## What the task asks
Wherever the string "Setting" appears in a line, extract that line.

Dataset records:
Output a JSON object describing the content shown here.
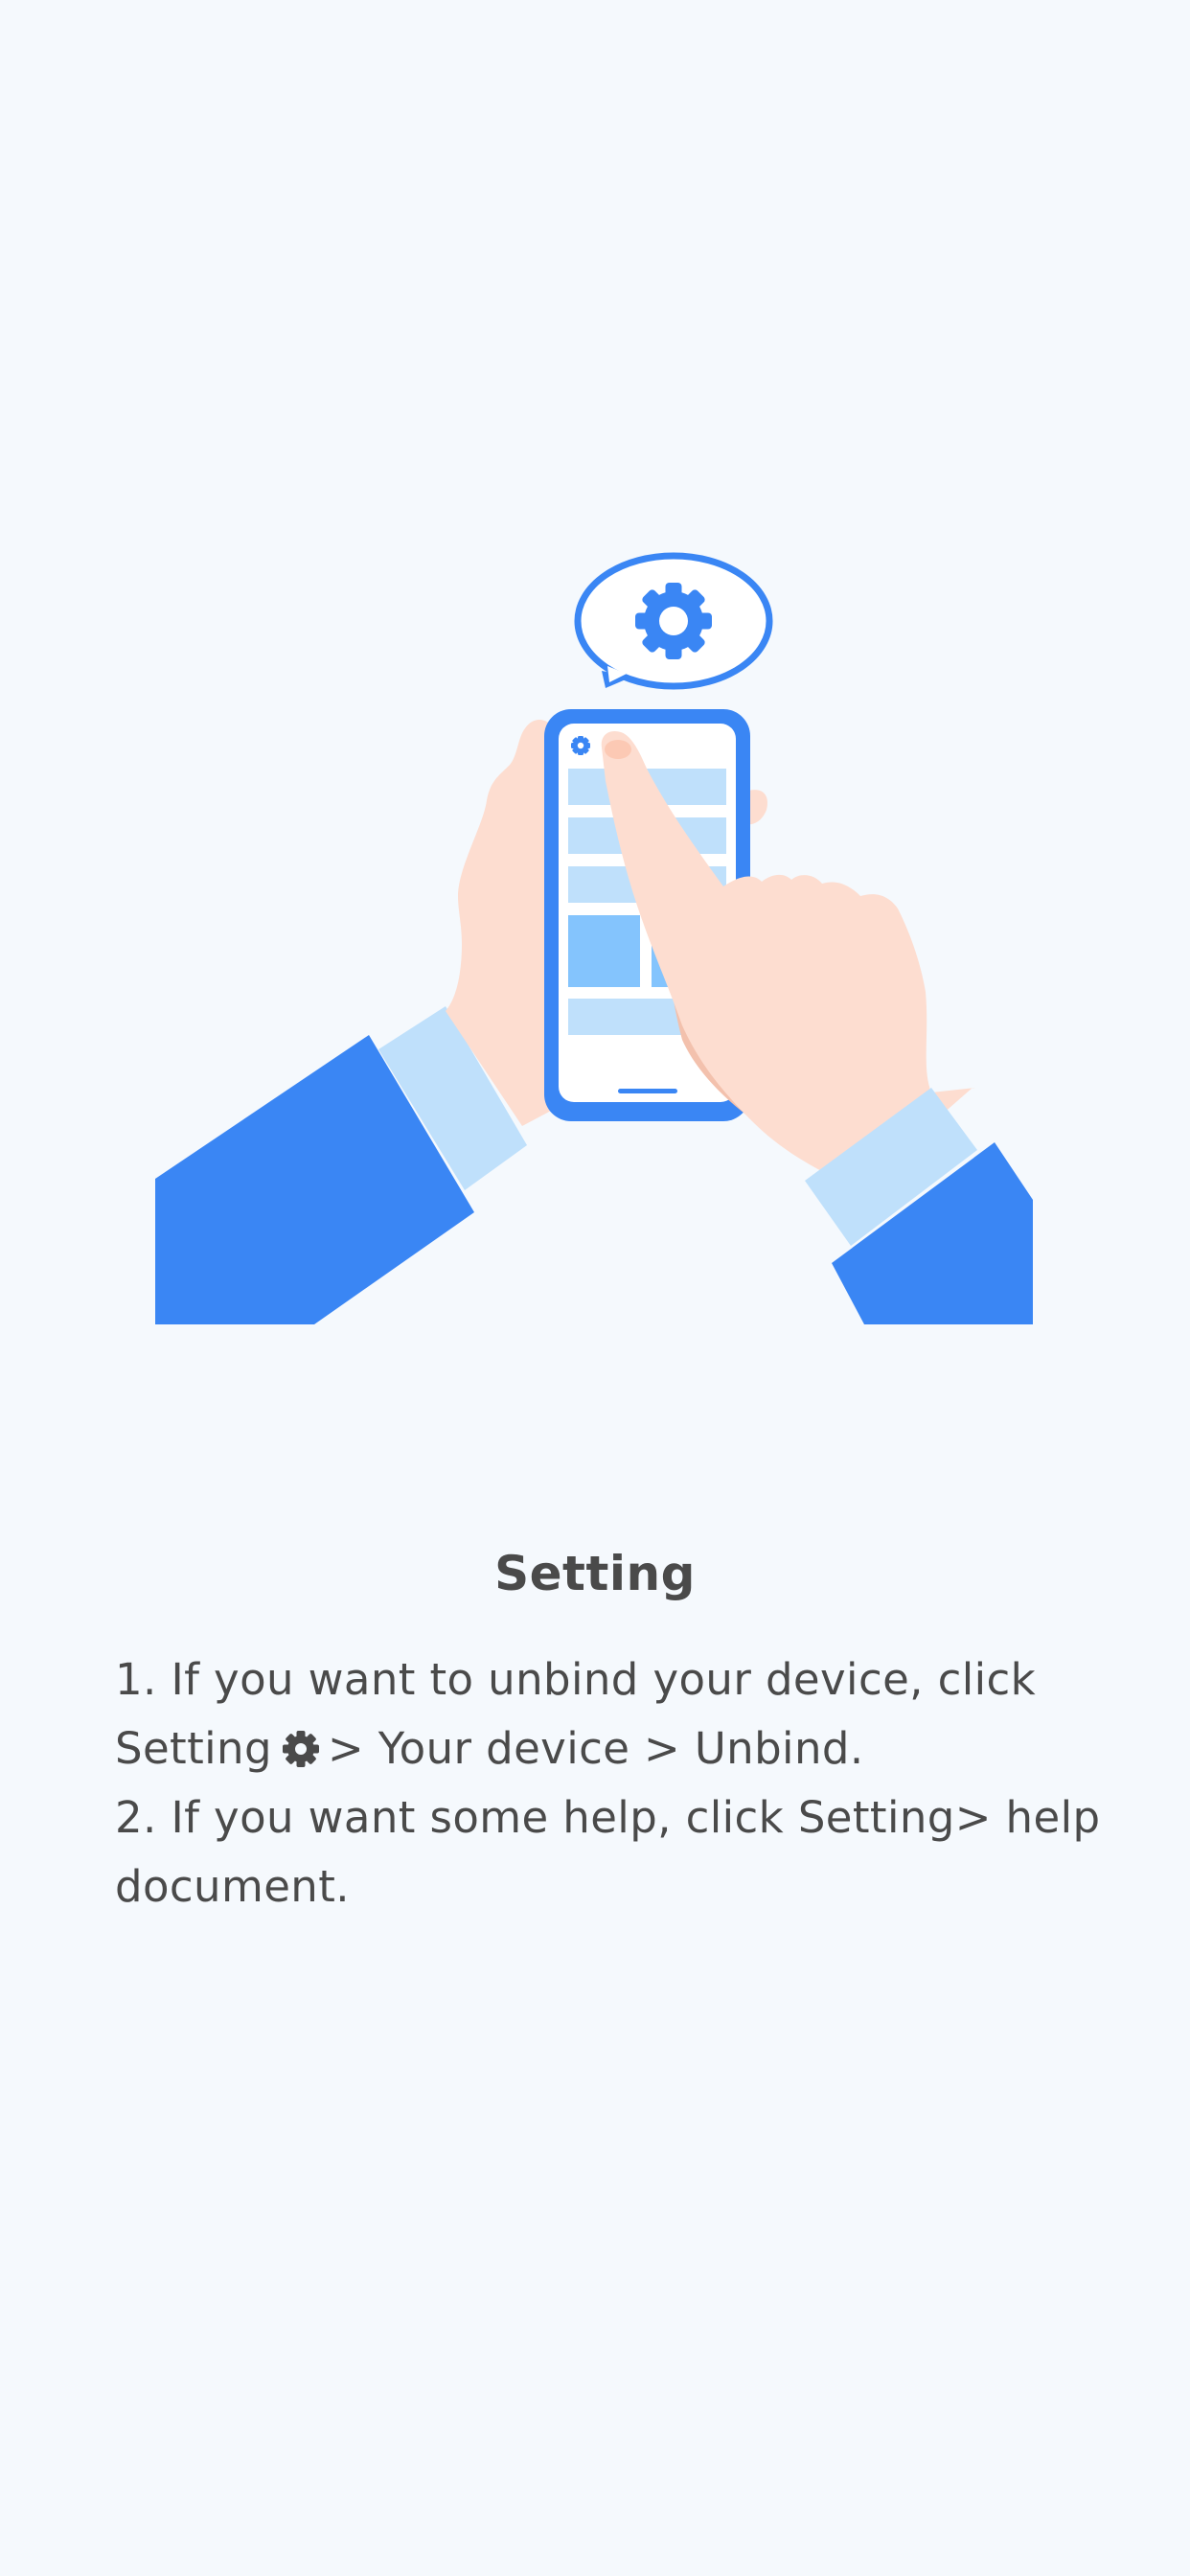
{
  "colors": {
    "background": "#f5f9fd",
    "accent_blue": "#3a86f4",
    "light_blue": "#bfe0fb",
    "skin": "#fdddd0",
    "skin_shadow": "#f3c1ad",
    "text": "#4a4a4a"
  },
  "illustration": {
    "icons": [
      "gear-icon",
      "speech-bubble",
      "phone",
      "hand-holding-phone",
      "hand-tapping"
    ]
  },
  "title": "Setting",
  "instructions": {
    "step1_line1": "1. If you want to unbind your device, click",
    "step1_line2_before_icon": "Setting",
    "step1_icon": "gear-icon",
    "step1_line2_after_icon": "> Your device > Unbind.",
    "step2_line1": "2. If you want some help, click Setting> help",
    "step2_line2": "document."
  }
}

## The output
  "title": "Setting",
    "step1_line2_before_icon": "Setting",
    "step2_line1": "2. If you want some help, click Setting> help",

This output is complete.